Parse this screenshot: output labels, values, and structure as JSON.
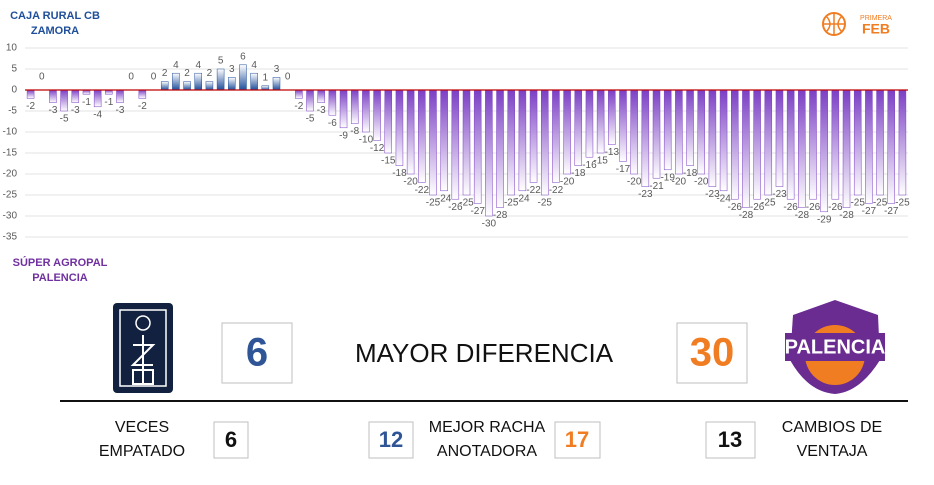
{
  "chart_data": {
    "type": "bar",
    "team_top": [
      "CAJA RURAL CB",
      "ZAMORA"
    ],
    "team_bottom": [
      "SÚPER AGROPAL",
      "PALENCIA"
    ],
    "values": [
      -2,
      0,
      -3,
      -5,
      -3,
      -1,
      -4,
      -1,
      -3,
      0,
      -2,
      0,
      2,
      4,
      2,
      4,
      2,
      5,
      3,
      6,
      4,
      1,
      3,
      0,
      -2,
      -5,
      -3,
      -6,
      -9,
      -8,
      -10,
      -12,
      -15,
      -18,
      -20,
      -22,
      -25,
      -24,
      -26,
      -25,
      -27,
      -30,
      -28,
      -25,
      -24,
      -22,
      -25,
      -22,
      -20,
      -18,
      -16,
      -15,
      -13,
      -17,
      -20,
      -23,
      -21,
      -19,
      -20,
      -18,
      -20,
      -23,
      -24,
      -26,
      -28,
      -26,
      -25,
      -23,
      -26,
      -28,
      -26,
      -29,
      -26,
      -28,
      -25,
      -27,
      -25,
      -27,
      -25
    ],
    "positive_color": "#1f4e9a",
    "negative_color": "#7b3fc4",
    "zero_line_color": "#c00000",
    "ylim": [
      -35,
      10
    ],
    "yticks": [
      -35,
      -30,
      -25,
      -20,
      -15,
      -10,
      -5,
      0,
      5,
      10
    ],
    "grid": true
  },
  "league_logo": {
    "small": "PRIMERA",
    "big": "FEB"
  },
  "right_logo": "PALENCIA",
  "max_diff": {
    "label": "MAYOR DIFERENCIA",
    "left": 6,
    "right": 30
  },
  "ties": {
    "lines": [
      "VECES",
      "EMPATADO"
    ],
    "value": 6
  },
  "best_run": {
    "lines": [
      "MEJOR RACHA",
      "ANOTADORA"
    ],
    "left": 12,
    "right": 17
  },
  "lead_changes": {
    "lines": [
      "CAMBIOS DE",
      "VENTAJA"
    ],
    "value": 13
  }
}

### TASK DETAILS
Print each line of the material above exactly, with the pictures removed from your copy.

### COMPLETE ANSWER
Parse this screenshot: output labels, values, and structure as JSON.
{
  "chart_data": {
    "type": "bar",
    "team_top": [
      "CAJA RURAL CB",
      "ZAMORA"
    ],
    "team_bottom": [
      "SÚPER AGROPAL",
      "PALENCIA"
    ],
    "values": [
      -2,
      0,
      -3,
      -5,
      -3,
      -1,
      -4,
      -1,
      -3,
      0,
      -2,
      0,
      2,
      4,
      2,
      4,
      2,
      5,
      3,
      6,
      4,
      1,
      3,
      0,
      -2,
      -5,
      -3,
      -6,
      -9,
      -8,
      -10,
      -12,
      -15,
      -18,
      -20,
      -22,
      -25,
      -24,
      -26,
      -25,
      -27,
      -30,
      -28,
      -25,
      -24,
      -22,
      -25,
      -22,
      -20,
      -18,
      -16,
      -15,
      -13,
      -17,
      -20,
      -23,
      -21,
      -19,
      -20,
      -18,
      -20,
      -23,
      -24,
      -26,
      -28,
      -26,
      -25,
      -23,
      -26,
      -28,
      -26,
      -29,
      -26,
      -28,
      -25,
      -27,
      -25,
      -27,
      -25
    ],
    "positive_color": "#1f4e9a",
    "negative_color": "#7b3fc4",
    "zero_line_color": "#c00000",
    "ylim": [
      -35,
      10
    ],
    "yticks": [
      -35,
      -30,
      -25,
      -20,
      -15,
      -10,
      -5,
      0,
      5,
      10
    ],
    "grid": true
  },
  "league_logo": {
    "small": "PRIMERA",
    "big": "FEB"
  },
  "right_logo": "PALENCIA",
  "max_diff": {
    "label": "MAYOR DIFERENCIA",
    "left": 6,
    "right": 30
  },
  "ties": {
    "lines": [
      "VECES",
      "EMPATADO"
    ],
    "value": 6
  },
  "best_run": {
    "lines": [
      "MEJOR RACHA",
      "ANOTADORA"
    ],
    "left": 12,
    "right": 17
  },
  "lead_changes": {
    "lines": [
      "CAMBIOS DE",
      "VENTAJA"
    ],
    "value": 13
  }
}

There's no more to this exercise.